(Directive): Go through the records underneath and write each one out again exactly.

(Given data):
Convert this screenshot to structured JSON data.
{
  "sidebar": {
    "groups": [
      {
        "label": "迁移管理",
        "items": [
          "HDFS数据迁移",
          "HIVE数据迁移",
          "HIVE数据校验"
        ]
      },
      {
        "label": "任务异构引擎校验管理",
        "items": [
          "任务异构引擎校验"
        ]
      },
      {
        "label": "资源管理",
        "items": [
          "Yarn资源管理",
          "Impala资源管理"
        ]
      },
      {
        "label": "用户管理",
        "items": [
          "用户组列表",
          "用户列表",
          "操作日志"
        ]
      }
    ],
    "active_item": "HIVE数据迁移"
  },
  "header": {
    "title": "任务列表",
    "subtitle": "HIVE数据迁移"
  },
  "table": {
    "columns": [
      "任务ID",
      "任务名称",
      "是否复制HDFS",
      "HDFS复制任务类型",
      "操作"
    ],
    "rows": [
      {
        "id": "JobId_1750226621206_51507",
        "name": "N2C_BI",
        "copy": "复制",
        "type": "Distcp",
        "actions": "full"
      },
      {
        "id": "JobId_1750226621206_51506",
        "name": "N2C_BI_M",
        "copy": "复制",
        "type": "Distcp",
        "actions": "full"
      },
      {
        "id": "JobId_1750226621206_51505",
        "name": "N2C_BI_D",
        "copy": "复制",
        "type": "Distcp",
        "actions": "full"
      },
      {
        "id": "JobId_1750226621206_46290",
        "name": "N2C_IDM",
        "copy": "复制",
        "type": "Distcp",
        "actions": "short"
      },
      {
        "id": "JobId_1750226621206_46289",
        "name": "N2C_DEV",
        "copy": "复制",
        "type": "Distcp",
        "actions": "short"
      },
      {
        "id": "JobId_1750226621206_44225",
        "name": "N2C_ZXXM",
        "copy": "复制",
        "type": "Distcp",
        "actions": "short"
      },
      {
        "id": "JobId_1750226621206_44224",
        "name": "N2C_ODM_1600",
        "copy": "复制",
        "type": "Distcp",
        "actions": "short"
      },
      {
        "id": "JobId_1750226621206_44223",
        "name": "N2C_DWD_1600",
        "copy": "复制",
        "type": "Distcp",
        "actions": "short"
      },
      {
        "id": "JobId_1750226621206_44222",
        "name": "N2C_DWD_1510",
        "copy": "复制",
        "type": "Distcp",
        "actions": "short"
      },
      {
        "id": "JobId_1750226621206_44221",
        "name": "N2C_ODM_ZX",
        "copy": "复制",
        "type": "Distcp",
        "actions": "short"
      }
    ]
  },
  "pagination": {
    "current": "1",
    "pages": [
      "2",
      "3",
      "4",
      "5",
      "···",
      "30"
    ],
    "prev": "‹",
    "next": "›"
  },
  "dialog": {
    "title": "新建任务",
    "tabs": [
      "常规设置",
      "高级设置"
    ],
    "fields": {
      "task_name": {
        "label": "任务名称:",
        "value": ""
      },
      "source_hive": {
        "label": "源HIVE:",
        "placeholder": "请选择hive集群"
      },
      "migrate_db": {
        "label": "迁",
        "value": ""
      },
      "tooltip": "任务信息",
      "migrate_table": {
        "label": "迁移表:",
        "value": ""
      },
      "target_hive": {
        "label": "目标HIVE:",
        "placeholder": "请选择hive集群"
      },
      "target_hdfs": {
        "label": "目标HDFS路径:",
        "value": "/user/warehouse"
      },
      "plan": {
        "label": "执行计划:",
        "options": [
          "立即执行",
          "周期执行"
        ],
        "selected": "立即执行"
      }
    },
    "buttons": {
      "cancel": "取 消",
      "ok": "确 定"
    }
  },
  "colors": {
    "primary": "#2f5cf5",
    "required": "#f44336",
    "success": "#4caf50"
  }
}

(In response):
Convert this screenshot to structured JSON data.
{
  "sidebar": {
    "groups": [
      {
        "label": "迁移管理",
        "items": [
          "HDFS数据迁移",
          "HIVE数据迁移",
          "HIVE数据校验"
        ]
      },
      {
        "label": "任务异构引擎校验管理",
        "items": [
          "任务异构引擎校验"
        ]
      },
      {
        "label": "资源管理",
        "items": [
          "Yarn资源管理",
          "Impala资源管理"
        ]
      },
      {
        "label": "用户管理",
        "items": [
          "用户组列表",
          "用户列表",
          "操作日志"
        ]
      }
    ],
    "active_item": "HIVE数据迁移"
  },
  "header": {
    "title": "任务列表",
    "subtitle": "HIVE数据迁移"
  },
  "table": {
    "columns": [
      "任务ID",
      "任务名称",
      "是否复制HDFS",
      "HDFS复制任务类型",
      "操作"
    ],
    "rows": [
      {
        "id": "JobId_1750226621206_51507",
        "name": "N2C_BI",
        "copy": "复制",
        "type": "Distcp",
        "actions": "full"
      },
      {
        "id": "JobId_1750226621206_51506",
        "name": "N2C_BI_M",
        "copy": "复制",
        "type": "Distcp",
        "actions": "full"
      },
      {
        "id": "JobId_1750226621206_51505",
        "name": "N2C_BI_D",
        "copy": "复制",
        "type": "Distcp",
        "actions": "full"
      },
      {
        "id": "JobId_1750226621206_46290",
        "name": "N2C_IDM",
        "copy": "复制",
        "type": "Distcp",
        "actions": "short"
      },
      {
        "id": "JobId_1750226621206_46289",
        "name": "N2C_DEV",
        "copy": "复制",
        "type": "Distcp",
        "actions": "short"
      },
      {
        "id": "JobId_1750226621206_44225",
        "name": "N2C_ZXXM",
        "copy": "复制",
        "type": "Distcp",
        "actions": "short"
      },
      {
        "id": "JobId_1750226621206_44224",
        "name": "N2C_ODM_1600",
        "copy": "复制",
        "type": "Distcp",
        "actions": "short"
      },
      {
        "id": "JobId_1750226621206_44223",
        "name": "N2C_DWD_1600",
        "copy": "复制",
        "type": "Distcp",
        "actions": "short"
      },
      {
        "id": "JobId_1750226621206_44222",
        "name": "N2C_DWD_1510",
        "copy": "复制",
        "type": "Distcp",
        "actions": "short"
      },
      {
        "id": "JobId_1750226621206_44221",
        "name": "N2C_ODM_ZX",
        "copy": "复制",
        "type": "Distcp",
        "actions": "short"
      }
    ]
  },
  "pagination": {
    "current": "1",
    "pages": [
      "2",
      "3",
      "4",
      "5",
      "···",
      "30"
    ],
    "prev": "‹",
    "next": "›"
  },
  "dialog": {
    "title": "新建任务",
    "tabs": [
      "常规设置",
      "高级设置"
    ],
    "fields": {
      "task_name": {
        "label": "任务名称:",
        "value": ""
      },
      "source_hive": {
        "label": "源HIVE:",
        "placeholder": "请选择hive集群"
      },
      "migrate_db": {
        "label": "迁",
        "value": ""
      },
      "tooltip": "任务信息",
      "migrate_table": {
        "label": "迁移表:",
        "value": ""
      },
      "target_hive": {
        "label": "目标HIVE:",
        "placeholder": "请选择hive集群"
      },
      "target_hdfs": {
        "label": "目标HDFS路径:",
        "value": "/user/warehouse"
      },
      "plan": {
        "label": "执行计划:",
        "options": [
          "立即执行",
          "周期执行"
        ],
        "selected": "立即执行"
      }
    },
    "buttons": {
      "cancel": "取 消",
      "ok": "确 定"
    }
  },
  "colors": {
    "primary": "#2f5cf5",
    "required": "#f44336",
    "success": "#4caf50"
  }
}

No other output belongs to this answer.